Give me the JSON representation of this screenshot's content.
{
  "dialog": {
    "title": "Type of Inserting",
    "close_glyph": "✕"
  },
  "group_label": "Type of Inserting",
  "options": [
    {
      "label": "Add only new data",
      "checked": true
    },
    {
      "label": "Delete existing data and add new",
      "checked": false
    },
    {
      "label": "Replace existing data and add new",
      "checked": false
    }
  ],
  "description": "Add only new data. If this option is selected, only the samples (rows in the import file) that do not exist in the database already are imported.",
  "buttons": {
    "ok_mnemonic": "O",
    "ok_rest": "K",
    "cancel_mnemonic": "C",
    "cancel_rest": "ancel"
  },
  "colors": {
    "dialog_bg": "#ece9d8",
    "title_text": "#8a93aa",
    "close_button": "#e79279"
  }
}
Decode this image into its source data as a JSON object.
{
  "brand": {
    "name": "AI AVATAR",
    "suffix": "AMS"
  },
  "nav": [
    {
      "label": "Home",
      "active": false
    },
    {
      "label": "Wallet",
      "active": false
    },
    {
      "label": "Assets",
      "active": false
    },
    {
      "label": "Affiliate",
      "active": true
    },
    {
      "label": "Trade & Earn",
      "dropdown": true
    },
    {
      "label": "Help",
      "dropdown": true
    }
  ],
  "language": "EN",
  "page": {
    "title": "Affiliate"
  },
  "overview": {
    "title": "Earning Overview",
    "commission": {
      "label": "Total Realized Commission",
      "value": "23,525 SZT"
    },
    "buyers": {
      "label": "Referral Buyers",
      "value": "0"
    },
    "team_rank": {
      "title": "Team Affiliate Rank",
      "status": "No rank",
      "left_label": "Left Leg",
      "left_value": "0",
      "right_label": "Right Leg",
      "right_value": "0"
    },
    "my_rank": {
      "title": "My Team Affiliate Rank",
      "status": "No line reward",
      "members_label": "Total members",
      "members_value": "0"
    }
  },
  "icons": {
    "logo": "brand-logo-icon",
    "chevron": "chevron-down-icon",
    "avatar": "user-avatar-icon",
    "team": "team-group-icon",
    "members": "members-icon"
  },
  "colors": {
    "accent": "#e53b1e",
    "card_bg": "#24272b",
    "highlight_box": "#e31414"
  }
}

***

WHAT TO DO.
Transcribe each record exactly. Leave nothing out.

OUTPUT FOR THIS TASK.
Give me the JSON representation of this screenshot's content.
{
  "dialog": {
    "title": "Type of Inserting",
    "close_glyph": "✕"
  },
  "group_label": "Type of Inserting",
  "options": [
    {
      "label": "Add only new data",
      "checked": true
    },
    {
      "label": "Delete existing data and add new",
      "checked": false
    },
    {
      "label": "Replace existing data and add new",
      "checked": false
    }
  ],
  "description": "Add only new data. If this option is selected, only the samples (rows in the import file) that do not exist in the database already are imported.",
  "buttons": {
    "ok_mnemonic": "O",
    "ok_rest": "K",
    "cancel_mnemonic": "C",
    "cancel_rest": "ancel"
  },
  "colors": {
    "dialog_bg": "#ece9d8",
    "title_text": "#8a93aa",
    "close_button": "#e79279"
  }
}
Decode this image into its source data as a JSON object.
{
  "brand": {
    "name": "AI AVATAR",
    "suffix": "AMS"
  },
  "nav": [
    {
      "label": "Home",
      "active": false
    },
    {
      "label": "Wallet",
      "active": false
    },
    {
      "label": "Assets",
      "active": false
    },
    {
      "label": "Affiliate",
      "active": true
    },
    {
      "label": "Trade & Earn",
      "dropdown": true
    },
    {
      "label": "Help",
      "dropdown": true
    }
  ],
  "language": "EN",
  "page": {
    "title": "Affiliate"
  },
  "overview": {
    "title": "Earning Overview",
    "commission": {
      "label": "Total Realized Commission",
      "value": "23,525 SZT"
    },
    "buyers": {
      "label": "Referral Buyers",
      "value": "0"
    },
    "team_rank": {
      "title": "Team Affiliate Rank",
      "status": "No rank",
      "left_label": "Left Leg",
      "left_value": "0",
      "right_label": "Right Leg",
      "right_value": "0"
    },
    "my_rank": {
      "title": "My Team Affiliate Rank",
      "status": "No line reward",
      "members_label": "Total members",
      "members_value": "0"
    }
  },
  "icons": {
    "logo": "brand-logo-icon",
    "chevron": "chevron-down-icon",
    "avatar": "user-avatar-icon",
    "team": "team-group-icon",
    "members": "members-icon"
  },
  "colors": {
    "accent": "#e53b1e",
    "card_bg": "#24272b",
    "highlight_box": "#e31414"
  }
}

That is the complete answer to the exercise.